> _Short problem_
Write only the number of lines holding the string "primera".

Saved entries
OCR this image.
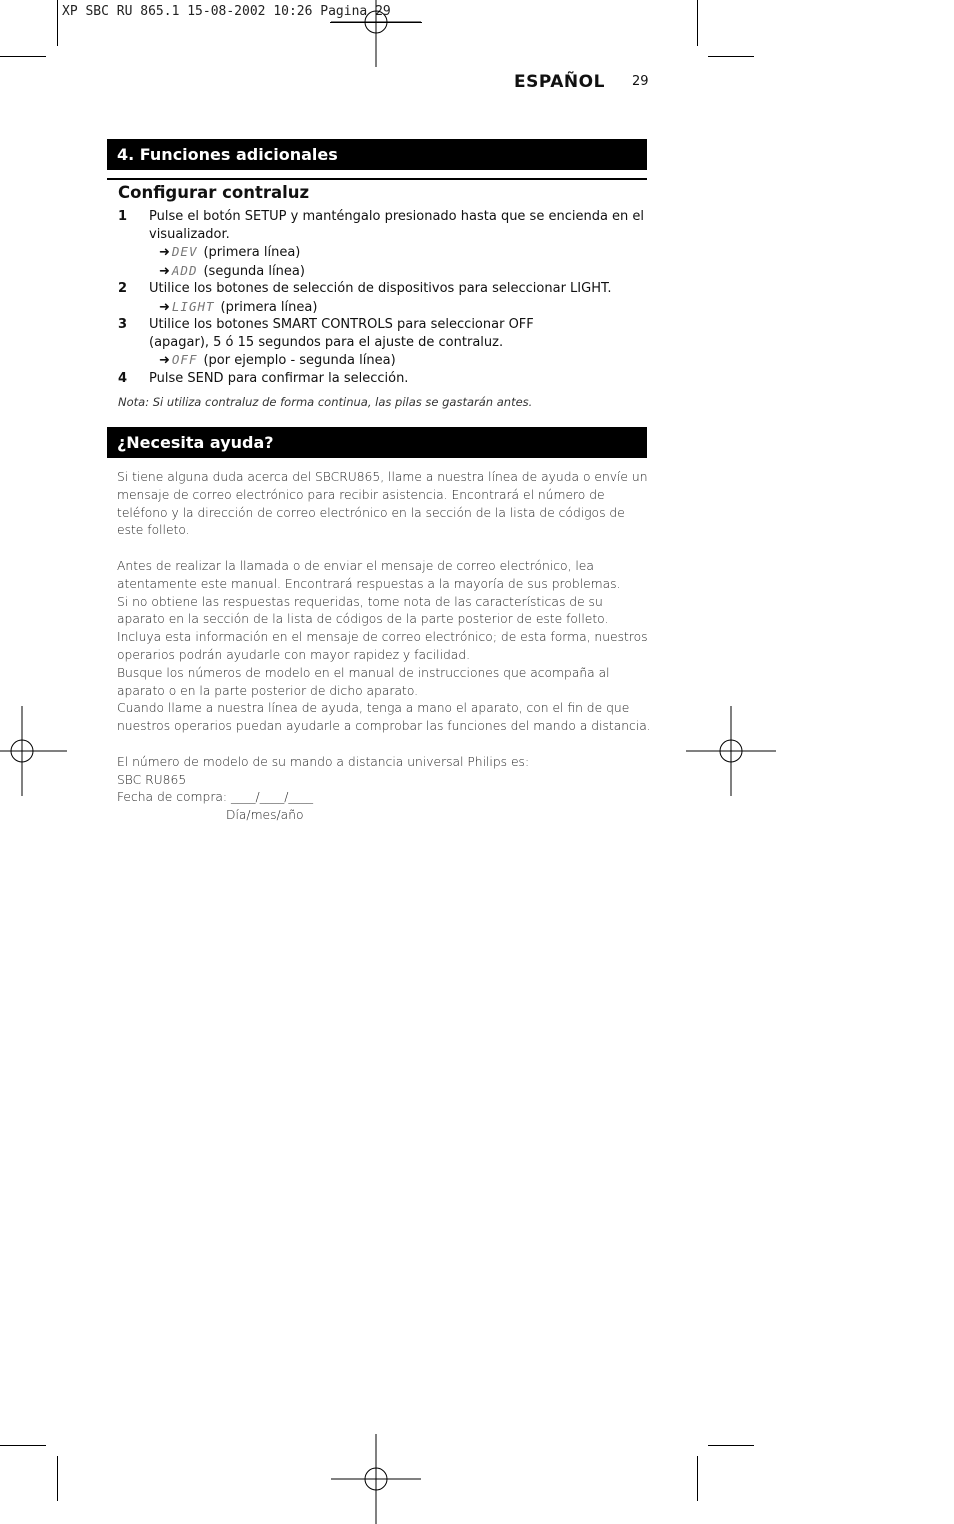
XP SBC RU 865.1 15-08-2002 10:26 Pagina 29
ESPAÑOL 29
4. Funciones adicionales
Configurar contraluz
1 Pulse el botón SETUP y manténgalo presionado hasta que se encienda en el visualizador.
➜ DEV (primera línea)
➜ ADD (segunda línea)
2 Utilice los botones de selección de dispositivos para seleccionar LIGHT.
➜ LIGHT (primera línea)
3 Utilice los botones SMART CONTROLS para seleccionar OFF (apagar), 5 ó 15 segundos para el ajuste de contraluz.
➜ OFF (por ejemplo - segunda línea)
4 Pulse SEND para confirmar la selección.
Nota: Si utiliza contraluz de forma continua, las pilas se gastarán antes.
¿Necesita ayuda?

Si tiene alguna duda acerca del SBCRU865, llame a nuestra línea de ayuda o envíe un mensaje de correo electrónico para recibir asistencia. Encontrará el número de teléfono y la dirección de correo electrónico en la sección de la lista de códigos de este folleto.

Antes de realizar la llamada o de enviar el mensaje de correo electrónico, lea atentamente este manual. Encontrará respuestas a la mayoría de sus problemas.

Si no obtiene las respuestas requeridas, tome nota de las características de su aparato en la sección de la lista de códigos de la parte posterior de este folleto. Incluya esta información en el mensaje de correo electrónico; de esta forma, nuestros operarios podrán ayudarle con mayor rapidez y facilidad.

Busque los números de modelo en el manual de instrucciones que acompaña al aparato o en la parte posterior de dicho aparato.

Cuando llame a nuestra línea de ayuda, tenga a mano el aparato, con el fin de que nuestros operarios puedan ayudarle a comprobar las funciones del mando a distancia.

El número de modelo de su mando a distancia universal Philips es:

SBC RU865

Fecha de compra: ____/____/____

Día/mes/año
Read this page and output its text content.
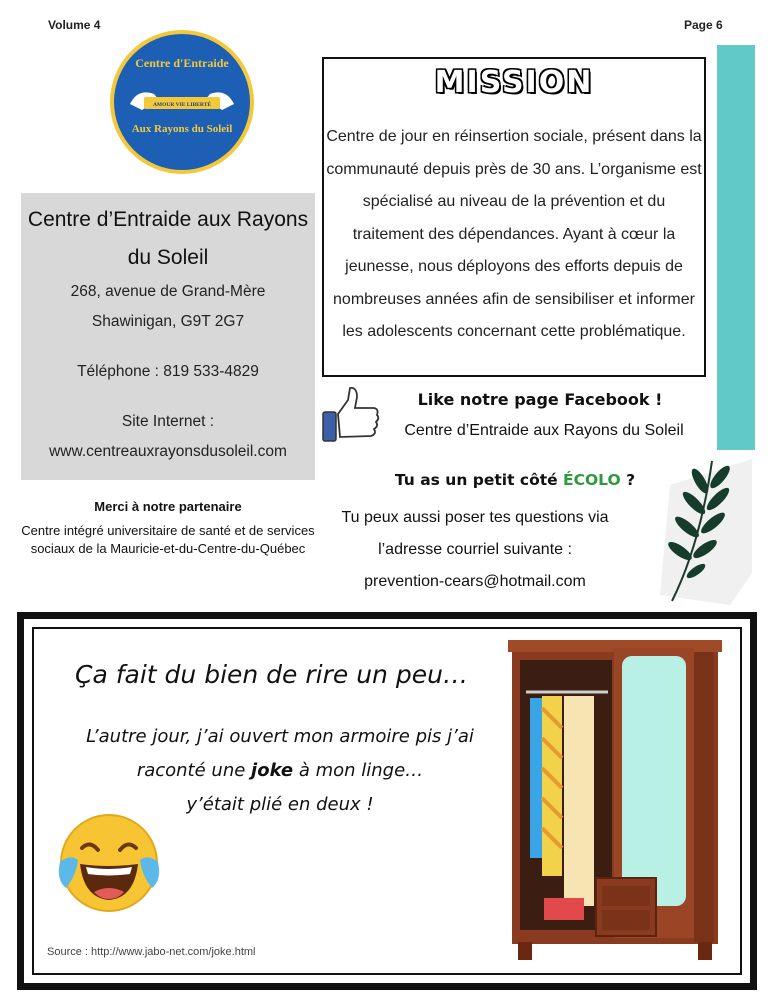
Volume 4	Page 6
Centre d'Entraide
AMOUR VIE LIBERTÉ
Aux Rayons du Soleil
Centre d’Entraide aux Rayons du Soleil
268, avenue de Grand-Mère
Shawinigan, G9T 2G7
Téléphone : 819 533-4829
Site Internet :
www.centreauxrayonsdusoleil.com
Merci à notre partenaire
Centre intégré universitaire de santé et de services sociaux de la Mauricie-et-du-Centre-du-Québec
MISSION
Centre de jour en réinsertion sociale, présent dans la communauté depuis près de 30 ans. L’organisme est spécialisé au niveau de la prévention et du traitement des dépendances. Ayant à cœur la jeunesse, nous déployons des efforts depuis de nombreuses années afin de sensibiliser et informer les adolescents concernant cette problématique.
Like notre page Facebook !
Centre d’Entraide aux Rayons du Soleil
Tu as un petit côté ÉCOLO ?
Tu peux aussi poser tes questions via l’adresse courriel suivante :
prevention-cears@hotmail.com
Ça fait du bien de rire un peu…
L’autre jour, j’ai ouvert mon armoire pis j’ai
raconté une joke à mon linge…
y’était plié en deux !
Source : http://www.jabo-net.com/joke.html
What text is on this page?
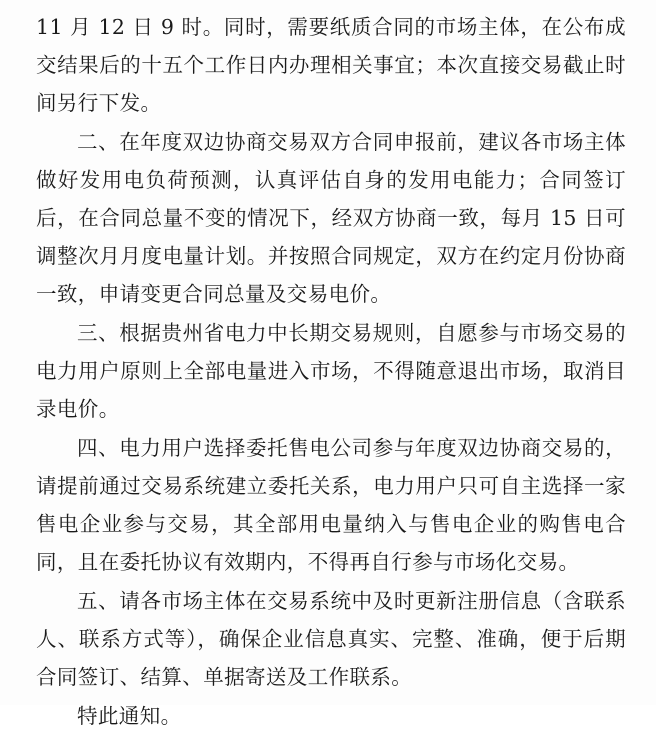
11 月 12 日 9 时。同时，需要纸质合同的市场主体，在公布成交结果后的十五个工作日内办理相关事宜；本次直接交易截止时间另行下发。

二、在年度双边协商交易双方合同申报前，建议各市场主体做好发用电负荷预测，认真评估自身的发用电能力；合同签订后，在合同总量不变的情况下，经双方协商一致，每月 15 日可调整次月月度电量计划。并按照合同规定，双方在约定月份协商一致，申请变更合同总量及交易电价。

三、根据贵州省电力中长期交易规则，自愿参与市场交易的电力用户原则上全部电量进入市场，不得随意退出市场，取消目录电价。

四、电力用户选择委托售电公司参与年度双边协商交易的，请提前通过交易系统建立委托关系，电力用户只可自主选择一家售电企业参与交易，其全部用电量纳入与售电企业的购售电合同，且在委托协议有效期内，不得再自行参与市场化交易。

五、请各市场主体在交易系统中及时更新注册信息（含联系人、联系方式等），确保企业信息真实、完整、准确，便于后期合同签订、结算、单据寄送及工作联系。

特此通知。
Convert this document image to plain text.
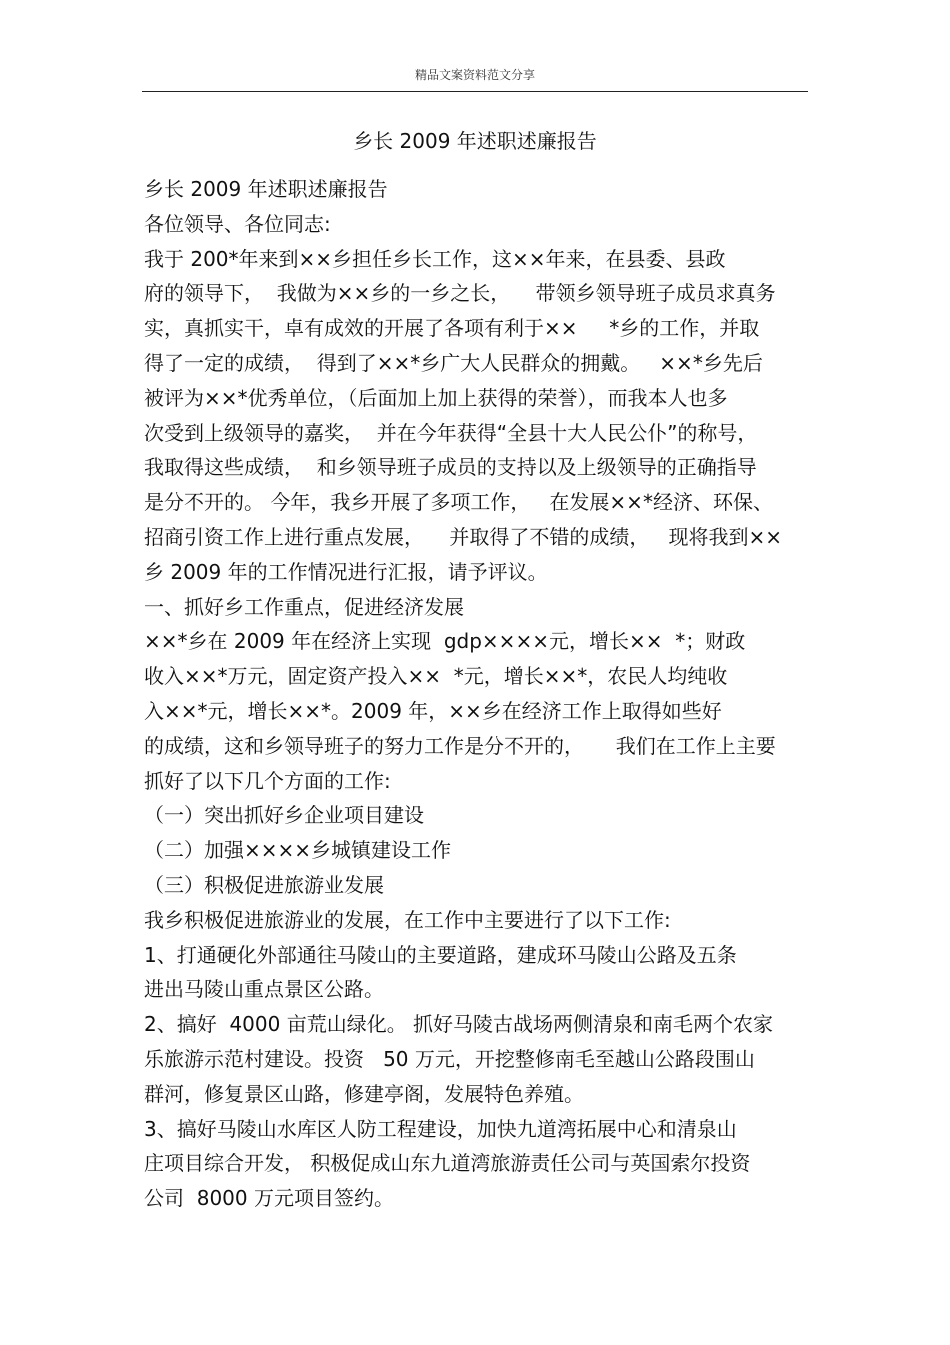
精品文案资料范文分享
乡长 2009 年述职述廉报告
乡长 2009 年述职述廉报告
各位领导、各位同志:
我于 200*年来到××乡担任乡长工作，这××年来，在县委、县政
府的领导下，  我做为××乡的一乡之长，    带领乡领导班子成员求真务
实，真抓实干，卓有成效的开展了各项有利于××     *乡的工作，并取
得了一定的成绩，  得到了××*乡广大人民群众的拥戴。   ××*乡先后
被评为××*优秀单位，（后面加上加上获得的荣誉），而我本人也多
次受到上级领导的嘉奖，  并在今年获得“全县十大人民公仆”的称号，
我取得这些成绩，  和乡领导班子成员的支持以及上级领导的正确指导
是分不开的。 今年，我乡开展了多项工作，   在发展××*经济、环保、
招商引资工作上进行重点发展，    并取得了不错的成绩，   现将我到××
乡 2009 年的工作情况进行汇报，请予评议。
一、抓好乡工作重点，促进经济发展
××*乡在 2009 年在经济上实现  gdp××××元，增长××  *；财政
收入××*万元，固定资产投入××  *元，增长××*，农民人均纯收
入××*元，增长××*。2009 年，××乡在经济工作上取得如些好
的成绩，这和乡领导班子的努力工作是分不开的，     我们在工作上主要
抓好了以下几个方面的工作:
（一）突出抓好乡企业项目建设
（二）加强××××乡城镇建设工作
（三）积极促进旅游业发展
我乡积极促进旅游业的发展，在工作中主要进行了以下工作:
1、打通硬化外部通往马陵山的主要道路，建成环马陵山公路及五条
进出马陵山重点景区公路。
2、搞好  4000 亩荒山绿化。 抓好马陵古战场两侧清泉和南毛两个农家
乐旅游示范村建设。投资   50 万元，开挖整修南毛至越山公路段围山
群河，修复景区山路，修建亭阁，发展特色养殖。
3、搞好马陵山水库区人防工程建设，加快九道湾拓展中心和清泉山
庄项目综合开发， 积极促成山东九道湾旅游责任公司与英国索尔投资
公司  8000 万元项目签约。
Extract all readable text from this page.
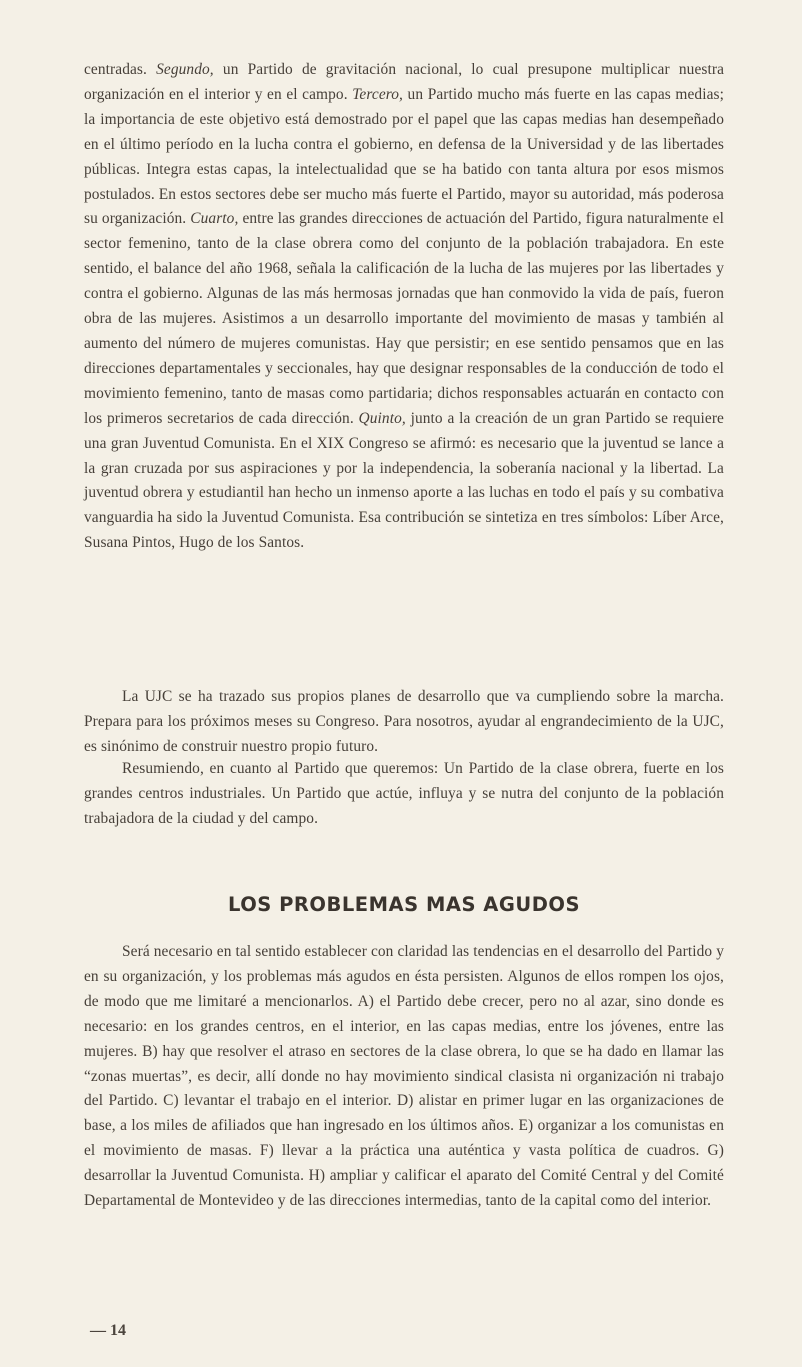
centradas. Segundo, un Partido de gravitación nacional, lo cual presupone multiplicar nuestra organización en el interior y en el campo. Tercero, un Partido mucho más fuerte en las capas medias; la importancia de este objetivo está demostrado por el papel que las capas medias han desempeñado en el último período en la lucha contra el gobierno, en defensa de la Universidad y de las libertades públicas. Integra estas capas, la intelectualidad que se ha batido con tanta altura por esos mismos postulados. En estos sectores debe ser mucho más fuerte el Partido, mayor su autoridad, más poderosa su organización. Cuarto, entre las grandes direcciones de actuación del Partido, figura naturalmente el sector femenino, tanto de la clase obrera como del conjunto de la población trabajadora. En este sentido, el balance del año 1968, señala la calificación de la lucha de las mujeres por las libertades y contra el gobierno. Algunas de las más hermosas jornadas que han conmovido la vida de país, fueron obra de las mujeres. Asistimos a un desarrollo importante del movimiento de masas y también al aumento del número de mujeres comunistas. Hay que persistir; en ese sentido pensamos que en las direcciones departamentales y seccionales, hay que designar responsables de la conducción de todo el movimiento femenino, tanto de masas como partidaria; dichos responsables actuarán en contacto con los primeros secretarios de cada dirección. Quinto, junto a la creación de un gran Partido se requiere una gran Juventud Comunista. En el XIX Congreso se afirmó: es necesario que la juventud se lance a la gran cruzada por sus aspiraciones y por la independencia, la soberanía nacional y la libertad. La juventud obrera y estudiantil han hecho un inmenso aporte a las luchas en todo el país y su combativa vanguardia ha sido la Juventud Comunista. Esa contribución se sintetiza en tres símbolos: Líber Arce, Susana Pintos, Hugo de los Santos.

La UJC se ha trazado sus propios planes de desarrollo que va cumpliendo sobre la marcha. Prepara para los próximos meses su Congreso. Para nosotros, ayudar al engrandecimiento de la UJC, es sinónimo de construir nuestro propio futuro.

Resumiendo, en cuanto al Partido que queremos: Un Partido de la clase obrera, fuerte en los grandes centros industriales. Un Partido que actúe, influya y se nutra del conjunto de la población trabajadora de la ciudad y del campo.

LOS PROBLEMAS MAS AGUDOS

Será necesario en tal sentido establecer con claridad las tendencias en el desarrollo del Partido y en su organización, y los problemas más agudos en ésta persisten. Algunos de ellos rompen los ojos, de modo que me limitaré a mencionarlos. A) el Partido debe crecer, pero no al azar, sino donde es necesario: en los grandes centros, en el interior, en las capas medias, entre los jóvenes, entre las mujeres. B) hay que resolver el atraso en sectores de la clase obrera, lo que se ha dado en llamar las “zonas muertas”, es decir, allí donde no hay movimiento sindical clasista ni organización ni trabajo del Partido. C) levantar el trabajo en el interior. D) alistar en primer lugar en las organizaciones de base, a los miles de afiliados que han ingresado en los últimos años. E) organizar a los comunistas en el movimiento de masas. F) llevar a la práctica una auténtica y vasta política de cuadros. G) desarrollar la Juventud Comunista. H) ampliar y calificar el aparato del Comité Central y del Comité Departamental de Montevideo y de las direcciones intermedias, tanto de la capital como del interior.

— 14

> _Output of the exercise_
2